**Exercise task:** Look through the material below. Copy every line with the string "Publish" in it.

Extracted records
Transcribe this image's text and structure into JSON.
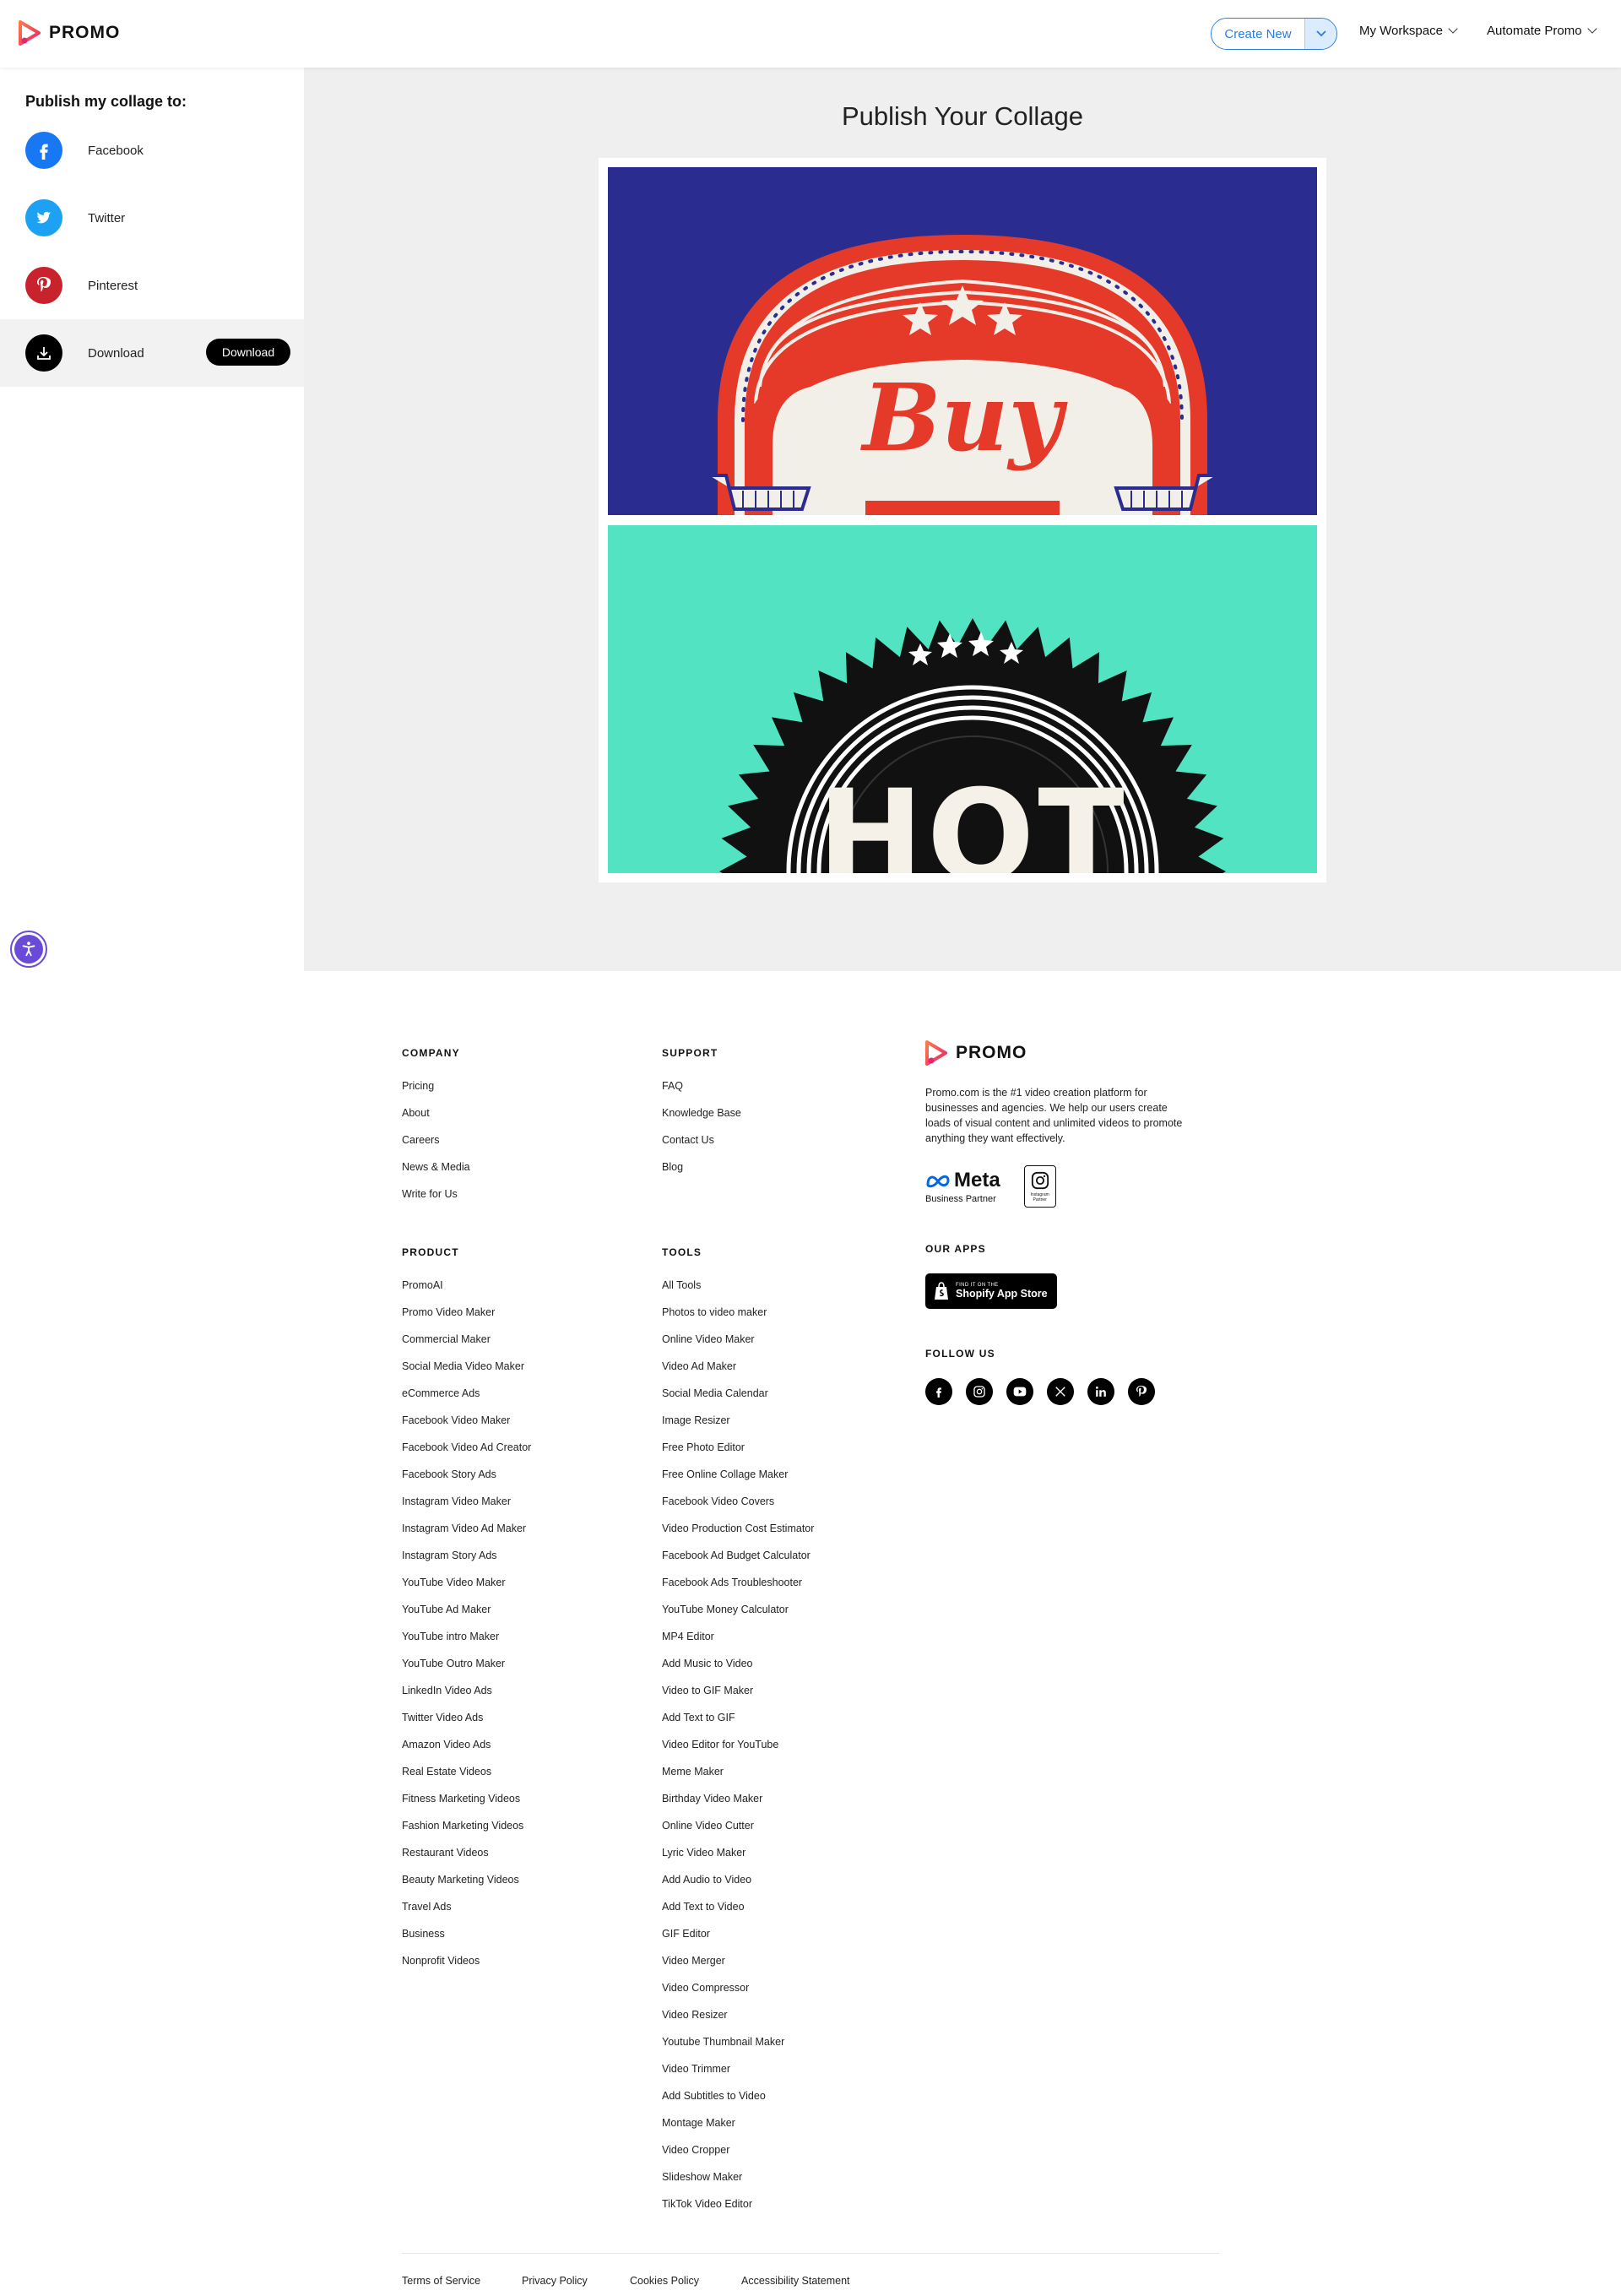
{
  "header": {
    "logo_text": "PROMO",
    "create_new": "Create New",
    "nav": [
      "My Workspace",
      "Automate Promo"
    ]
  },
  "sidebar": {
    "title": "Publish my collage to:",
    "items": [
      {
        "label": "Facebook",
        "icon": "facebook-icon",
        "color": "#1877f2"
      },
      {
        "label": "Twitter",
        "icon": "twitter-icon",
        "color": "#1da1f2"
      },
      {
        "label": "Pinterest",
        "icon": "pinterest-icon",
        "color": "#c8232c"
      },
      {
        "label": "Download",
        "icon": "download-icon",
        "color": "#000000"
      }
    ],
    "download_button": "Download"
  },
  "main": {
    "title": "Publish Your Collage",
    "collage": {
      "top_text": "Buy",
      "bottom_text": "HOT"
    }
  },
  "footer": {
    "company": {
      "heading": "Company",
      "links": [
        "Pricing",
        "About",
        "Careers",
        "News & Media",
        "Write for Us"
      ]
    },
    "support": {
      "heading": "Support",
      "links": [
        "FAQ",
        "Knowledge Base",
        "Contact Us",
        "Blog"
      ]
    },
    "product": {
      "heading": "Product",
      "links": [
        "PromoAI",
        "Promo Video Maker",
        "Commercial Maker",
        "Social Media Video Maker",
        "eCommerce Ads",
        "Facebook Video Maker",
        "Facebook Video Ad Creator",
        "Facebook Story Ads",
        "Instagram Video Maker",
        "Instagram Video Ad Maker",
        "Instagram Story Ads",
        "YouTube Video Maker",
        "YouTube Ad Maker",
        "YouTube intro Maker",
        "YouTube Outro Maker",
        "LinkedIn Video Ads",
        "Twitter Video Ads",
        "Amazon Video Ads",
        "Real Estate Videos",
        "Fitness Marketing Videos",
        "Fashion Marketing Videos",
        "Restaurant Videos",
        "Beauty Marketing Videos",
        "Travel Ads",
        "Business",
        "Nonprofit Videos"
      ]
    },
    "tools": {
      "heading": "Tools",
      "links": [
        "All Tools",
        "Photos to video maker",
        "Online Video Maker",
        "Video Ad Maker",
        "Social Media Calendar",
        "Image Resizer",
        "Free Photo Editor",
        "Free Online Collage Maker",
        "Facebook Video Covers",
        "Video Production Cost Estimator",
        "Facebook Ad Budget Calculator",
        "Facebook Ads Troubleshooter",
        "YouTube Money Calculator",
        "MP4 Editor",
        "Add Music to Video",
        "Video to GIF Maker",
        "Add Text to GIF",
        "Video Editor for YouTube",
        "Meme Maker",
        "Birthday Video Maker",
        "Online Video Cutter",
        "Lyric Video Maker",
        "Add Audio to Video",
        "Add Text to Video",
        "GIF Editor",
        "Video Merger",
        "Video Compressor",
        "Video Resizer",
        "Youtube Thumbnail Maker",
        "Video Trimmer",
        "Add Subtitles to Video",
        "Montage Maker",
        "Video Cropper",
        "Slideshow Maker",
        "TikTok Video Editor"
      ]
    },
    "brand": {
      "logo_text": "PROMO",
      "description": "Promo.com is the #1 video creation platform for businesses and agencies.  We help our users create loads of visual content and unlimited videos to promote anything they want effectively.",
      "meta_word": "Meta",
      "meta_sub": "Business Partner",
      "ig_partner": "Instagram Partner"
    },
    "apps": {
      "heading": "Our Apps",
      "shopify_top": "FIND IT ON THE",
      "shopify_bottom": "Shopify App Store"
    },
    "follow": {
      "heading": "Follow Us",
      "icons": [
        "facebook-icon",
        "instagram-icon",
        "youtube-icon",
        "x-icon",
        "linkedin-icon",
        "pinterest-icon"
      ]
    },
    "legal": [
      "Terms of Service",
      "Privacy Policy",
      "Cookies Policy",
      "Accessibility Statement"
    ]
  }
}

**Output of the task:**
    "title": "Publish my collage to:",
    "title": "Publish Your Collage",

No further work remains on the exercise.